- _DIRECTION_
Copy every line of the data in which the word "Currency" occurs.

--- START OF RECORD EXTRACTS ---

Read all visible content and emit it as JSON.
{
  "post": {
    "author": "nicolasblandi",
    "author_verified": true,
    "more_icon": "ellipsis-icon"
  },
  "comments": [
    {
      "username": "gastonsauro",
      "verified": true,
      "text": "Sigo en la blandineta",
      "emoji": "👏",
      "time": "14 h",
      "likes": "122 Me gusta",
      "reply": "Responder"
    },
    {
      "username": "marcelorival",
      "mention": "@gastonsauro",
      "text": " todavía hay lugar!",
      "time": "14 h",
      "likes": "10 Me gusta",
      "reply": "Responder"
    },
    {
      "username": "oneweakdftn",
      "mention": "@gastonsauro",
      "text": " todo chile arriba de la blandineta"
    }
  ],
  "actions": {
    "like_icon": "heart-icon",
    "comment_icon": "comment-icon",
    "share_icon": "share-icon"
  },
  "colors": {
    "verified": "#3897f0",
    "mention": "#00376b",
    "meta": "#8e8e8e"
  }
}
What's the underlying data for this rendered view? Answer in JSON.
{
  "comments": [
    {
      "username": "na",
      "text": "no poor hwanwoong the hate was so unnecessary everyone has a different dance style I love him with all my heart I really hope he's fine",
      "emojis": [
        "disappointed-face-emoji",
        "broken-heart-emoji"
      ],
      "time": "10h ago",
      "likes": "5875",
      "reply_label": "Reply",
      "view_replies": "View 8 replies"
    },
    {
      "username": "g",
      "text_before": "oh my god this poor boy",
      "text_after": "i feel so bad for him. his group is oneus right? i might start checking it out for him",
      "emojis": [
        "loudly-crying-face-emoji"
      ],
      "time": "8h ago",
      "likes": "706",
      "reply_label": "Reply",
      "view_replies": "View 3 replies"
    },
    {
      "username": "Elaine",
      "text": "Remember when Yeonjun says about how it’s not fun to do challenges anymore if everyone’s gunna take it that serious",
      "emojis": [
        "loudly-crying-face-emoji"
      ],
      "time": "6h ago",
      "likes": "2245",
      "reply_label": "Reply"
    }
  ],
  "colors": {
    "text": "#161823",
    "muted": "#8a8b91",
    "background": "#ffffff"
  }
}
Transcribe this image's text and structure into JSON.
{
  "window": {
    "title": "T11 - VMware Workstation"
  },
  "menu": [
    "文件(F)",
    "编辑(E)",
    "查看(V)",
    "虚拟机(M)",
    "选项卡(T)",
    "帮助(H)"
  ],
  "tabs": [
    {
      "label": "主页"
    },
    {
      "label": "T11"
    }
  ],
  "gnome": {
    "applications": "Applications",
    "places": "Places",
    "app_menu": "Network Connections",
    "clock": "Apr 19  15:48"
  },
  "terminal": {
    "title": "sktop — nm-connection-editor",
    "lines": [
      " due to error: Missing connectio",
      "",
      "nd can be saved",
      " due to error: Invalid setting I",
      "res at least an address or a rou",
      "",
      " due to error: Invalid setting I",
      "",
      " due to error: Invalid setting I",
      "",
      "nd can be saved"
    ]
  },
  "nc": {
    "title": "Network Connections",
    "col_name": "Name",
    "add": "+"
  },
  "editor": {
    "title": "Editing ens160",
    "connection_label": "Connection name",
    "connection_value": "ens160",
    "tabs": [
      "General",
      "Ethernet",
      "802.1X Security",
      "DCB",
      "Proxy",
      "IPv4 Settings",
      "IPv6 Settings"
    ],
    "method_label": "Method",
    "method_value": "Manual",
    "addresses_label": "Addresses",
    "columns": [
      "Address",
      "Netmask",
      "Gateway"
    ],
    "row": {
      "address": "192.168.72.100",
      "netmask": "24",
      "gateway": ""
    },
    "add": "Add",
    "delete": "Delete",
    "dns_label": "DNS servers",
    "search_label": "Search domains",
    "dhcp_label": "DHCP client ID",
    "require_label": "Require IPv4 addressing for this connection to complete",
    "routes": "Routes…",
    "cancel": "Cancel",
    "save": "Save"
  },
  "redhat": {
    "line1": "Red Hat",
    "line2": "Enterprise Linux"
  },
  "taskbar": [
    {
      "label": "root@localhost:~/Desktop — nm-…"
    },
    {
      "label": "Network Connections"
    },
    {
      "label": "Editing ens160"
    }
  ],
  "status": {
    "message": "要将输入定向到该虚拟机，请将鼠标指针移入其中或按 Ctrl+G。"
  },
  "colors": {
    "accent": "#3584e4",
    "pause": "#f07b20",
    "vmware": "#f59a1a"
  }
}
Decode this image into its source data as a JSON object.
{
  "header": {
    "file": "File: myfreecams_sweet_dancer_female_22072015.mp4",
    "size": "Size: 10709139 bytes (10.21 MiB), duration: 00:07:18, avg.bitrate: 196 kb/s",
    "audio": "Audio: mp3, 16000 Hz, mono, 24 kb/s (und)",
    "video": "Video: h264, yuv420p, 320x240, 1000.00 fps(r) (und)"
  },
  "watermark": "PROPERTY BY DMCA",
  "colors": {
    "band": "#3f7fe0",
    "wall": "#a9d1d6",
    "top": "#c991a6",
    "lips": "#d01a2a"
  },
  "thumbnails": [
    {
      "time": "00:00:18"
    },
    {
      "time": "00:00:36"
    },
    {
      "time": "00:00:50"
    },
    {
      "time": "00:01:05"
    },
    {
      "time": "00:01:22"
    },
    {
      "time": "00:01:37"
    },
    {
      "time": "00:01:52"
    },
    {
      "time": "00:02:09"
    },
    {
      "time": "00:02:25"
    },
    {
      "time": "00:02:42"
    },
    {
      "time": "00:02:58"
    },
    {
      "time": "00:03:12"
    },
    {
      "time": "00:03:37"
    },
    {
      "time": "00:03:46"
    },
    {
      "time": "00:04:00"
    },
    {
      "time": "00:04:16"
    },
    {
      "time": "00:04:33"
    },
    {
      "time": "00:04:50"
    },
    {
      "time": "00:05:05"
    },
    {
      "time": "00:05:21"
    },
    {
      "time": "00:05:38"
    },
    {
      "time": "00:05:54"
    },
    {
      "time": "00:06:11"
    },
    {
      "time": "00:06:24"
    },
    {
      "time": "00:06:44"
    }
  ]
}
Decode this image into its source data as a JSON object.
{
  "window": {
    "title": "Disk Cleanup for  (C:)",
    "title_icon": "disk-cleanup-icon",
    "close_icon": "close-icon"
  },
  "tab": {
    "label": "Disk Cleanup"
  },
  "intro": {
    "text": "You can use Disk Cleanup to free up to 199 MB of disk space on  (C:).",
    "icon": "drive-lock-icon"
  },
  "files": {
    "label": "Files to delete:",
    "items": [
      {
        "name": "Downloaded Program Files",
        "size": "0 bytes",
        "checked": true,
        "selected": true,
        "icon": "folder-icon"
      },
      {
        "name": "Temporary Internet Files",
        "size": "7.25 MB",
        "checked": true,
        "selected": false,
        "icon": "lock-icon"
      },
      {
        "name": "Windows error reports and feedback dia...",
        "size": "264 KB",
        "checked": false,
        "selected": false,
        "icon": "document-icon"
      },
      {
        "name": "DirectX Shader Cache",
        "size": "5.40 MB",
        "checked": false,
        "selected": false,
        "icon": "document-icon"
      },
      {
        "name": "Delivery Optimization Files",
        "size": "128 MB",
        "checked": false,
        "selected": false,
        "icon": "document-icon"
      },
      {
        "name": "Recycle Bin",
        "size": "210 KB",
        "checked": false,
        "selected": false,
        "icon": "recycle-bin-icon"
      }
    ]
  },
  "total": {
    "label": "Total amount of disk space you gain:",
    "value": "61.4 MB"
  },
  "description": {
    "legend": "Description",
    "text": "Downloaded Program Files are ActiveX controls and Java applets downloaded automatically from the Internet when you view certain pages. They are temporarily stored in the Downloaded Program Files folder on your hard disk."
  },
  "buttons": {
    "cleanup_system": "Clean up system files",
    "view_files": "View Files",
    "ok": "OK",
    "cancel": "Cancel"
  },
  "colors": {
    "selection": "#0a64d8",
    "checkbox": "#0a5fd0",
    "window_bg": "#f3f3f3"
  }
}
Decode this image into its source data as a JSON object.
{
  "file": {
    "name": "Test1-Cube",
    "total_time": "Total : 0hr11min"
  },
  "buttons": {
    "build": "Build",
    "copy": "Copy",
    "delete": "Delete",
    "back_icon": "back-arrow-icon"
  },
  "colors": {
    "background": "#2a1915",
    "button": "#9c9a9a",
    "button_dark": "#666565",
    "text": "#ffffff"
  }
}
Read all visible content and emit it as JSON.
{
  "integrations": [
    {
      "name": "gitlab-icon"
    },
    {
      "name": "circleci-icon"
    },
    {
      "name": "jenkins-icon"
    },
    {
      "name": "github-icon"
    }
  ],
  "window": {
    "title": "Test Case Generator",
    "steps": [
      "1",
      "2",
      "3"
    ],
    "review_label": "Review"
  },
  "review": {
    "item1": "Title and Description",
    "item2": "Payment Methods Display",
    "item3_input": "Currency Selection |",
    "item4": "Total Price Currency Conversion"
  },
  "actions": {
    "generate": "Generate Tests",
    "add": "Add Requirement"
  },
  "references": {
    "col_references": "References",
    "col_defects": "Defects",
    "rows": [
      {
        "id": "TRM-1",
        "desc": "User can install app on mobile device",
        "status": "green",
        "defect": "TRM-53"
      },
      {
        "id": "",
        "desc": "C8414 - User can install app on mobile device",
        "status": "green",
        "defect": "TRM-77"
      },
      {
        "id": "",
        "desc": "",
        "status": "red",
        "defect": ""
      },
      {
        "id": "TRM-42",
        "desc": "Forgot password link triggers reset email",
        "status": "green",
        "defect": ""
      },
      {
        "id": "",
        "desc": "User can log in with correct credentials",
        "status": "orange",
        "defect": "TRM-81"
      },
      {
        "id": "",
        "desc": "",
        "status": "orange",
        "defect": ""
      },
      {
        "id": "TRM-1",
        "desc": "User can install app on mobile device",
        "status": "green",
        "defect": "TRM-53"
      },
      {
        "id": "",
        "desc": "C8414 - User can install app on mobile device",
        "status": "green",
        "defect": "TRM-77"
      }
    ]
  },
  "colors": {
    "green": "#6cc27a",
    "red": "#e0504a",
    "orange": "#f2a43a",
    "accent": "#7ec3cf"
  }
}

--- END OF RECORD EXTRACTS ---

- _WRITTEN ANSWER_
    "item3_input": "Currency Selection |",
    "item4": "Total Price Currency Conversion"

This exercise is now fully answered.